* begin *

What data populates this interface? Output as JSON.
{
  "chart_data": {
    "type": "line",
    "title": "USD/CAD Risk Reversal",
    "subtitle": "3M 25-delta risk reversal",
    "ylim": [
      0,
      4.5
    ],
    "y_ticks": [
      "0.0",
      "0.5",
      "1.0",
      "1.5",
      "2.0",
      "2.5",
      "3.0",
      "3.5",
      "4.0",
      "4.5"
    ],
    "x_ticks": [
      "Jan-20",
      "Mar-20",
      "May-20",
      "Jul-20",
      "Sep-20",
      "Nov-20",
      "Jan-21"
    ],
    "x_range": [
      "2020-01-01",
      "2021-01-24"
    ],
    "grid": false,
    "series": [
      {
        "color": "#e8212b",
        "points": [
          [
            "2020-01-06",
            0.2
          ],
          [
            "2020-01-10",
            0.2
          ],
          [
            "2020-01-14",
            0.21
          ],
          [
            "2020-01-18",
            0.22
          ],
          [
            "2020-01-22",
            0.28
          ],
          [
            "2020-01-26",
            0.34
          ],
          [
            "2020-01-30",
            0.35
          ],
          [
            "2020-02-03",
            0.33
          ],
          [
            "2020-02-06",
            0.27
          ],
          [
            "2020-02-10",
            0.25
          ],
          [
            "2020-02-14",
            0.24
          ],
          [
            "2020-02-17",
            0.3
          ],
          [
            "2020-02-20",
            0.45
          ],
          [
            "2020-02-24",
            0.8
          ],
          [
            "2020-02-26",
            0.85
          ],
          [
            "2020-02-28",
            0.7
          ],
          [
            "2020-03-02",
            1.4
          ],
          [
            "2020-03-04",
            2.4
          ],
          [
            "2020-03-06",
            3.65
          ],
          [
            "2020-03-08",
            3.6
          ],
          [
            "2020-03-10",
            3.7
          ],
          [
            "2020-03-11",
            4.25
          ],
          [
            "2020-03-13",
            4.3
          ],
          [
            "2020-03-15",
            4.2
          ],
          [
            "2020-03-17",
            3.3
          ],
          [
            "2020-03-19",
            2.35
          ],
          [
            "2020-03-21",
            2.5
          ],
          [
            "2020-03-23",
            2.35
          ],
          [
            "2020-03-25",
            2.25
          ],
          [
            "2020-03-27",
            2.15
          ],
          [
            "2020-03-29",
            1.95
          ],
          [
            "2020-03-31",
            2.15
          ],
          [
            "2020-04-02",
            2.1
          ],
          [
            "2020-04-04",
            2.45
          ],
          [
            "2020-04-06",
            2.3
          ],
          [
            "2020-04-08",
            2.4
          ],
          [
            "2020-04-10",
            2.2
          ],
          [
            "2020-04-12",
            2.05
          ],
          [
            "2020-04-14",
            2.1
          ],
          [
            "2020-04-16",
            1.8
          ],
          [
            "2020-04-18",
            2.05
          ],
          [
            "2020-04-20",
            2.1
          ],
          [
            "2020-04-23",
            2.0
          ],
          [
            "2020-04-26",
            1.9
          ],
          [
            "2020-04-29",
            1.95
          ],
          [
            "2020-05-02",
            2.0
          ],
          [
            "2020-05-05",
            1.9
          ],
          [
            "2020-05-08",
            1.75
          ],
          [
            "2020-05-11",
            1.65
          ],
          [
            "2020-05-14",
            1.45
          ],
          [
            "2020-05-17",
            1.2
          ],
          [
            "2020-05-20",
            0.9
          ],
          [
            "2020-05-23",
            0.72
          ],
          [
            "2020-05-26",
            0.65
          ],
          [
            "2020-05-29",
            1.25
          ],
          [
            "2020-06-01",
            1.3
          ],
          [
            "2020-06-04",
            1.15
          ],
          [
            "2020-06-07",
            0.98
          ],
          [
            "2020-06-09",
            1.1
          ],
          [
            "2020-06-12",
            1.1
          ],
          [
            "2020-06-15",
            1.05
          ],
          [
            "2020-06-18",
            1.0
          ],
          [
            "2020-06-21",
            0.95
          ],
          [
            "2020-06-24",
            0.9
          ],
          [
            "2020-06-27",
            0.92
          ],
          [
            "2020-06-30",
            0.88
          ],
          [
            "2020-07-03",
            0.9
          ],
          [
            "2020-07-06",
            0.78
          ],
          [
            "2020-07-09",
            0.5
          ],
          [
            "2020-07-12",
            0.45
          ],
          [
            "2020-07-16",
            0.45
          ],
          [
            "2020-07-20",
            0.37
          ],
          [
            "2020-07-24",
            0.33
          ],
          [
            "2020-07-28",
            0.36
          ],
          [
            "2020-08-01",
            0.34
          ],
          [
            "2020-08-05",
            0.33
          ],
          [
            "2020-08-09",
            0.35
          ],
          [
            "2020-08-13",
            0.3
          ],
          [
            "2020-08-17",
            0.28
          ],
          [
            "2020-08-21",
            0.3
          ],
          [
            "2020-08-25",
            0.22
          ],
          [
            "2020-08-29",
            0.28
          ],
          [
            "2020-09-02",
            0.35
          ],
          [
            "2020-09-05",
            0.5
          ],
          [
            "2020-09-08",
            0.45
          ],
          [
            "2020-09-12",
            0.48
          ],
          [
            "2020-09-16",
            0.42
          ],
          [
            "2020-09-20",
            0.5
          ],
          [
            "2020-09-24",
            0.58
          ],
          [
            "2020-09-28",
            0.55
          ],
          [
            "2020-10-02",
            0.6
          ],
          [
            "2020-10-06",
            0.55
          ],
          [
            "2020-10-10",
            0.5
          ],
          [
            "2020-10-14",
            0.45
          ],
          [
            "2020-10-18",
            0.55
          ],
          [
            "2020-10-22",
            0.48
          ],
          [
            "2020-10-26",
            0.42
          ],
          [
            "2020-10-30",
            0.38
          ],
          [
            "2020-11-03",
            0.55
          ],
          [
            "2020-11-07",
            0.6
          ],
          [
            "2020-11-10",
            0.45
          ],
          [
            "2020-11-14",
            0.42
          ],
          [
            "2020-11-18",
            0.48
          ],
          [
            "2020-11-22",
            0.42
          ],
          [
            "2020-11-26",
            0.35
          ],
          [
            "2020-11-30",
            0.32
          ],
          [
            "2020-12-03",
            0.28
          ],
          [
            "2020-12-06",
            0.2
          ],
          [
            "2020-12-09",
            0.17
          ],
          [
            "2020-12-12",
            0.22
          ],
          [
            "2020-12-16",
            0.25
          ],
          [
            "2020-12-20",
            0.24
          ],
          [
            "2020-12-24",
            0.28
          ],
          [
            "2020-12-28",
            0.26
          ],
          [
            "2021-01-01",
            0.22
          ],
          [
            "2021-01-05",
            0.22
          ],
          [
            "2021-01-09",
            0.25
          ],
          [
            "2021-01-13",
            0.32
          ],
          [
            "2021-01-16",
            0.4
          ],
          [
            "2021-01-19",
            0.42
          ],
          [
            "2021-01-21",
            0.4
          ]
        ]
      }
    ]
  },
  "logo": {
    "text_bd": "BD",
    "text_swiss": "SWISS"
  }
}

* end *

--- What to produce ---
Make an exact copy of the material above.

--- Response to this task ---
What data populates this interface? Output as JSON.
{
  "chart_data": {
    "type": "line",
    "title": "USD/CAD Risk Reversal",
    "subtitle": "3M 25-delta risk reversal",
    "ylim": [
      0,
      4.5
    ],
    "y_ticks": [
      "0.0",
      "0.5",
      "1.0",
      "1.5",
      "2.0",
      "2.5",
      "3.0",
      "3.5",
      "4.0",
      "4.5"
    ],
    "x_ticks": [
      "Jan-20",
      "Mar-20",
      "May-20",
      "Jul-20",
      "Sep-20",
      "Nov-20",
      "Jan-21"
    ],
    "x_range": [
      "2020-01-01",
      "2021-01-24"
    ],
    "grid": false,
    "series": [
      {
        "color": "#e8212b",
        "points": [
          [
            "2020-01-06",
            0.2
          ],
          [
            "2020-01-10",
            0.2
          ],
          [
            "2020-01-14",
            0.21
          ],
          [
            "2020-01-18",
            0.22
          ],
          [
            "2020-01-22",
            0.28
          ],
          [
            "2020-01-26",
            0.34
          ],
          [
            "2020-01-30",
            0.35
          ],
          [
            "2020-02-03",
            0.33
          ],
          [
            "2020-02-06",
            0.27
          ],
          [
            "2020-02-10",
            0.25
          ],
          [
            "2020-02-14",
            0.24
          ],
          [
            "2020-02-17",
            0.3
          ],
          [
            "2020-02-20",
            0.45
          ],
          [
            "2020-02-24",
            0.8
          ],
          [
            "2020-02-26",
            0.85
          ],
          [
            "2020-02-28",
            0.7
          ],
          [
            "2020-03-02",
            1.4
          ],
          [
            "2020-03-04",
            2.4
          ],
          [
            "2020-03-06",
            3.65
          ],
          [
            "2020-03-08",
            3.6
          ],
          [
            "2020-03-10",
            3.7
          ],
          [
            "2020-03-11",
            4.25
          ],
          [
            "2020-03-13",
            4.3
          ],
          [
            "2020-03-15",
            4.2
          ],
          [
            "2020-03-17",
            3.3
          ],
          [
            "2020-03-19",
            2.35
          ],
          [
            "2020-03-21",
            2.5
          ],
          [
            "2020-03-23",
            2.35
          ],
          [
            "2020-03-25",
            2.25
          ],
          [
            "2020-03-27",
            2.15
          ],
          [
            "2020-03-29",
            1.95
          ],
          [
            "2020-03-31",
            2.15
          ],
          [
            "2020-04-02",
            2.1
          ],
          [
            "2020-04-04",
            2.45
          ],
          [
            "2020-04-06",
            2.3
          ],
          [
            "2020-04-08",
            2.4
          ],
          [
            "2020-04-10",
            2.2
          ],
          [
            "2020-04-12",
            2.05
          ],
          [
            "2020-04-14",
            2.1
          ],
          [
            "2020-04-16",
            1.8
          ],
          [
            "2020-04-18",
            2.05
          ],
          [
            "2020-04-20",
            2.1
          ],
          [
            "2020-04-23",
            2.0
          ],
          [
            "2020-04-26",
            1.9
          ],
          [
            "2020-04-29",
            1.95
          ],
          [
            "2020-05-02",
            2.0
          ],
          [
            "2020-05-05",
            1.9
          ],
          [
            "2020-05-08",
            1.75
          ],
          [
            "2020-05-11",
            1.65
          ],
          [
            "2020-05-14",
            1.45
          ],
          [
            "2020-05-17",
            1.2
          ],
          [
            "2020-05-20",
            0.9
          ],
          [
            "2020-05-23",
            0.72
          ],
          [
            "2020-05-26",
            0.65
          ],
          [
            "2020-05-29",
            1.25
          ],
          [
            "2020-06-01",
            1.3
          ],
          [
            "2020-06-04",
            1.15
          ],
          [
            "2020-06-07",
            0.98
          ],
          [
            "2020-06-09",
            1.1
          ],
          [
            "2020-06-12",
            1.1
          ],
          [
            "2020-06-15",
            1.05
          ],
          [
            "2020-06-18",
            1.0
          ],
          [
            "2020-06-21",
            0.95
          ],
          [
            "2020-06-24",
            0.9
          ],
          [
            "2020-06-27",
            0.92
          ],
          [
            "2020-06-30",
            0.88
          ],
          [
            "2020-07-03",
            0.9
          ],
          [
            "2020-07-06",
            0.78
          ],
          [
            "2020-07-09",
            0.5
          ],
          [
            "2020-07-12",
            0.45
          ],
          [
            "2020-07-16",
            0.45
          ],
          [
            "2020-07-20",
            0.37
          ],
          [
            "2020-07-24",
            0.33
          ],
          [
            "2020-07-28",
            0.36
          ],
          [
            "2020-08-01",
            0.34
          ],
          [
            "2020-08-05",
            0.33
          ],
          [
            "2020-08-09",
            0.35
          ],
          [
            "2020-08-13",
            0.3
          ],
          [
            "2020-08-17",
            0.28
          ],
          [
            "2020-08-21",
            0.3
          ],
          [
            "2020-08-25",
            0.22
          ],
          [
            "2020-08-29",
            0.28
          ],
          [
            "2020-09-02",
            0.35
          ],
          [
            "2020-09-05",
            0.5
          ],
          [
            "2020-09-08",
            0.45
          ],
          [
            "2020-09-12",
            0.48
          ],
          [
            "2020-09-16",
            0.42
          ],
          [
            "2020-09-20",
            0.5
          ],
          [
            "2020-09-24",
            0.58
          ],
          [
            "2020-09-28",
            0.55
          ],
          [
            "2020-10-02",
            0.6
          ],
          [
            "2020-10-06",
            0.55
          ],
          [
            "2020-10-10",
            0.5
          ],
          [
            "2020-10-14",
            0.45
          ],
          [
            "2020-10-18",
            0.55
          ],
          [
            "2020-10-22",
            0.48
          ],
          [
            "2020-10-26",
            0.42
          ],
          [
            "2020-10-30",
            0.38
          ],
          [
            "2020-11-03",
            0.55
          ],
          [
            "2020-11-07",
            0.6
          ],
          [
            "2020-11-10",
            0.45
          ],
          [
            "2020-11-14",
            0.42
          ],
          [
            "2020-11-18",
            0.48
          ],
          [
            "2020-11-22",
            0.42
          ],
          [
            "2020-11-26",
            0.35
          ],
          [
            "2020-11-30",
            0.32
          ],
          [
            "2020-12-03",
            0.28
          ],
          [
            "2020-12-06",
            0.2
          ],
          [
            "2020-12-09",
            0.17
          ],
          [
            "2020-12-12",
            0.22
          ],
          [
            "2020-12-16",
            0.25
          ],
          [
            "2020-12-20",
            0.24
          ],
          [
            "2020-12-24",
            0.28
          ],
          [
            "2020-12-28",
            0.26
          ],
          [
            "2021-01-01",
            0.22
          ],
          [
            "2021-01-05",
            0.22
          ],
          [
            "2021-01-09",
            0.25
          ],
          [
            "2021-01-13",
            0.32
          ],
          [
            "2021-01-16",
            0.4
          ],
          [
            "2021-01-19",
            0.42
          ],
          [
            "2021-01-21",
            0.4
          ]
        ]
      }
    ]
  },
  "logo": {
    "text_bd": "BD",
    "text_swiss": "SWISS"
  }
}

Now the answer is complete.